Comb through the entries for "ΝΙΚΟΛΑΟΣ" and pull out each line that holds it.

(Data entries)
+===+
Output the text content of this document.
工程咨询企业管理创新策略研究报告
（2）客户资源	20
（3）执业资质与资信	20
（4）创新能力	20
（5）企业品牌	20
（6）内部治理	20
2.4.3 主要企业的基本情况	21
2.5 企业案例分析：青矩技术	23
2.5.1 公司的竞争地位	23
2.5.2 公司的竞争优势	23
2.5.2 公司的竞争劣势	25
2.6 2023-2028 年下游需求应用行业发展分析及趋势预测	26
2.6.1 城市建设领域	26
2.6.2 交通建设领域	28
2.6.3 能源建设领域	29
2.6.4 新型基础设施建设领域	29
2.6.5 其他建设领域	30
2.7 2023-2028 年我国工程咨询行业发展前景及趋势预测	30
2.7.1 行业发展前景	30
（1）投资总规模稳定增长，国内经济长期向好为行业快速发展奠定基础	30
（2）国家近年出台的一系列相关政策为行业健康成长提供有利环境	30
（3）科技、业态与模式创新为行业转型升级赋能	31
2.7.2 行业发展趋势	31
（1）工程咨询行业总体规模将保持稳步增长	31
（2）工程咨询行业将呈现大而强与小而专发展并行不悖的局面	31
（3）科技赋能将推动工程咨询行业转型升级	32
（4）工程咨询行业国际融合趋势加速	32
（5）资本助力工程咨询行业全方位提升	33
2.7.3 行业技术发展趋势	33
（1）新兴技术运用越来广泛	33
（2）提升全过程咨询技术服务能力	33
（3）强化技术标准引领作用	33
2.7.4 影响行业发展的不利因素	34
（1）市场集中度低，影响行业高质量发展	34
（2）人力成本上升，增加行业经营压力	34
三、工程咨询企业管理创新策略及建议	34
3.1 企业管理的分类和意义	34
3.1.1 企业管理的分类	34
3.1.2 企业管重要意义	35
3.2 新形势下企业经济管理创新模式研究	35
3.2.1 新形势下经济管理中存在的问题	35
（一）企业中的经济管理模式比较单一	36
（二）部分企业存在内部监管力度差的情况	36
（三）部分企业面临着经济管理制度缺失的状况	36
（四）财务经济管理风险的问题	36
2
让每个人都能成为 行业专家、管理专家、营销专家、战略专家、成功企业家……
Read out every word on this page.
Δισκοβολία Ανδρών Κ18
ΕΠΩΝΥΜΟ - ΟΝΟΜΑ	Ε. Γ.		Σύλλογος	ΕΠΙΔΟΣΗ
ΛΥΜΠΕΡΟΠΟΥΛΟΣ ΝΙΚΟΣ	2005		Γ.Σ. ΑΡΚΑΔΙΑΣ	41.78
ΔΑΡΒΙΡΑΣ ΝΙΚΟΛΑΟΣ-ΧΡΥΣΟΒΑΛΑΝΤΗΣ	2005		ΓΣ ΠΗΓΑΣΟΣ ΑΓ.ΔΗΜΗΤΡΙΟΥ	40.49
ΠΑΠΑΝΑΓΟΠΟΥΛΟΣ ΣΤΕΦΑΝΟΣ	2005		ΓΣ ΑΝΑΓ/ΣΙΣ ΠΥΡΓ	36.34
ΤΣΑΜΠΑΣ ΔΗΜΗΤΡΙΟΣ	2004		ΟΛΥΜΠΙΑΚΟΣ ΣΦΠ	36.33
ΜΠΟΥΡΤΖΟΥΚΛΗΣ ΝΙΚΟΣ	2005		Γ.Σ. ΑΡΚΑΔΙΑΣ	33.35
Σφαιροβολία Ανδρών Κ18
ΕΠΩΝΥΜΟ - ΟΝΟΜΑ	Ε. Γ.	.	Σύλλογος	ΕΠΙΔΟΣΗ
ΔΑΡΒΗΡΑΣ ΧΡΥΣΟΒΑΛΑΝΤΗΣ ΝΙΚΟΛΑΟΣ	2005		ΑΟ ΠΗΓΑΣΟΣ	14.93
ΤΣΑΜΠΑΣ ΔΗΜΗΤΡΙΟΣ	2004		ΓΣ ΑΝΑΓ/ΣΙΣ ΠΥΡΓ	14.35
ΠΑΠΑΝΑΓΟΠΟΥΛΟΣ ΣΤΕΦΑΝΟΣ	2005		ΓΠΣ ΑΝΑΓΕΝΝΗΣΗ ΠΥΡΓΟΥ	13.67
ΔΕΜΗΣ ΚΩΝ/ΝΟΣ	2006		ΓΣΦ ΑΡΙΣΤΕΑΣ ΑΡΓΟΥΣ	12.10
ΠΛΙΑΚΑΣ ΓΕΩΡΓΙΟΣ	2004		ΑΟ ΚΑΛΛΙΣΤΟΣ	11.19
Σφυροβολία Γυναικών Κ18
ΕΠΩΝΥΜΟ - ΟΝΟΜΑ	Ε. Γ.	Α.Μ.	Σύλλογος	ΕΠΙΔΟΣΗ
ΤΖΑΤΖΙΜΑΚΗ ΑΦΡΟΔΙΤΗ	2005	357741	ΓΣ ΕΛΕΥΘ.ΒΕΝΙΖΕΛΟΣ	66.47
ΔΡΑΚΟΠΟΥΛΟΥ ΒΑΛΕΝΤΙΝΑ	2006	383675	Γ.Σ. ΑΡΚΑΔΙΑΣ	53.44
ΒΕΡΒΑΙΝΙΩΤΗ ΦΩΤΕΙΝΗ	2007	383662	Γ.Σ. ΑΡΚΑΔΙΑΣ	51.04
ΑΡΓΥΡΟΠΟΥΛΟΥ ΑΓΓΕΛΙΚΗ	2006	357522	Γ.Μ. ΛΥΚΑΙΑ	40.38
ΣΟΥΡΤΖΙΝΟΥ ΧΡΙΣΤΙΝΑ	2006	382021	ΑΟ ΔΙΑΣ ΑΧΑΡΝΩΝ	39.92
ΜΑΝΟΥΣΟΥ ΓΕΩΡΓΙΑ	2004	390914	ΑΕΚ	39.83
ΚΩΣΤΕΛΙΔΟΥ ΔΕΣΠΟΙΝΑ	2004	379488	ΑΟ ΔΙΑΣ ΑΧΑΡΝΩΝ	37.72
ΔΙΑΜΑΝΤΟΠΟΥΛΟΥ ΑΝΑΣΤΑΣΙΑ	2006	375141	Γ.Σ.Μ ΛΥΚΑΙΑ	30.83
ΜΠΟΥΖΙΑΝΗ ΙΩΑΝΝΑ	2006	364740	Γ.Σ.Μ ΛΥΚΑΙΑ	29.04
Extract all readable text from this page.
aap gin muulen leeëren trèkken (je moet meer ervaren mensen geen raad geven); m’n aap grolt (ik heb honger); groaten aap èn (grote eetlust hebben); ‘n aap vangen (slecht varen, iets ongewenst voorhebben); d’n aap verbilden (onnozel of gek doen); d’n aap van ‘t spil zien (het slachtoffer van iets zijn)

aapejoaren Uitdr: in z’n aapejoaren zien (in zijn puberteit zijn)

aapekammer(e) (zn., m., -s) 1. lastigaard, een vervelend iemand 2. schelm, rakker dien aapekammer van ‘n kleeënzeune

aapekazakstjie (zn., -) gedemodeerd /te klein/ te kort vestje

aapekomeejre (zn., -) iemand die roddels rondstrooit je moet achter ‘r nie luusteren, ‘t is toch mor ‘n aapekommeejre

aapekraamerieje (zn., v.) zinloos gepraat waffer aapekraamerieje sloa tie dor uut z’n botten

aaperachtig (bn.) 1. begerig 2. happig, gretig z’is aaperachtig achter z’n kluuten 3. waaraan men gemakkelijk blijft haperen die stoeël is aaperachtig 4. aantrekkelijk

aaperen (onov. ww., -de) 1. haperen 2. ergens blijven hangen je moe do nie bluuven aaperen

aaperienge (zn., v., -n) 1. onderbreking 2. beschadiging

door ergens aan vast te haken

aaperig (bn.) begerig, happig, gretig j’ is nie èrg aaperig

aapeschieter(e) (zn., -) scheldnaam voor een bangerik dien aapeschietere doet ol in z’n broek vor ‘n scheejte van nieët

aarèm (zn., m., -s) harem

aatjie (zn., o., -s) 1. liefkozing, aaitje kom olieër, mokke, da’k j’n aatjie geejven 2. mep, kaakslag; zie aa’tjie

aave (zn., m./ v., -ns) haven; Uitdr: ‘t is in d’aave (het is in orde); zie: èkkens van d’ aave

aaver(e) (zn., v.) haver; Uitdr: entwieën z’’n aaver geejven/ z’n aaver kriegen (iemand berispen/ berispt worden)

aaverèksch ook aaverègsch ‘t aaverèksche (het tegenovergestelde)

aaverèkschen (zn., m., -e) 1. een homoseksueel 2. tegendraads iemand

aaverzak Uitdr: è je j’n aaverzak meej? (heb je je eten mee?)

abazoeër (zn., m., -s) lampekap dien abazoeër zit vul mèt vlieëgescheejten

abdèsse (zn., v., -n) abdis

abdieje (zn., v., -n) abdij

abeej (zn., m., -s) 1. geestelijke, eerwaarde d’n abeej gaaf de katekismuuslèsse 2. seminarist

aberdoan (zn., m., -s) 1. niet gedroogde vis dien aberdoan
+===+
Result ::
ΔΑΡΒΙΡΑΣ ΝΙΚΟΛΑΟΣ-ΧΡΥΣΟΒΑΛΑΝΤΗΣ	2005		ΓΣ ΠΗΓΑΣΟΣ ΑΓ.ΔΗΜΗΤΡΙΟΥ	40.49
ΔΑΡΒΗΡΑΣ ΧΡΥΣΟΒΑΛΑΝΤΗΣ ΝΙΚΟΛΑΟΣ	2005		ΑΟ ΠΗΓΑΣΟΣ	14.93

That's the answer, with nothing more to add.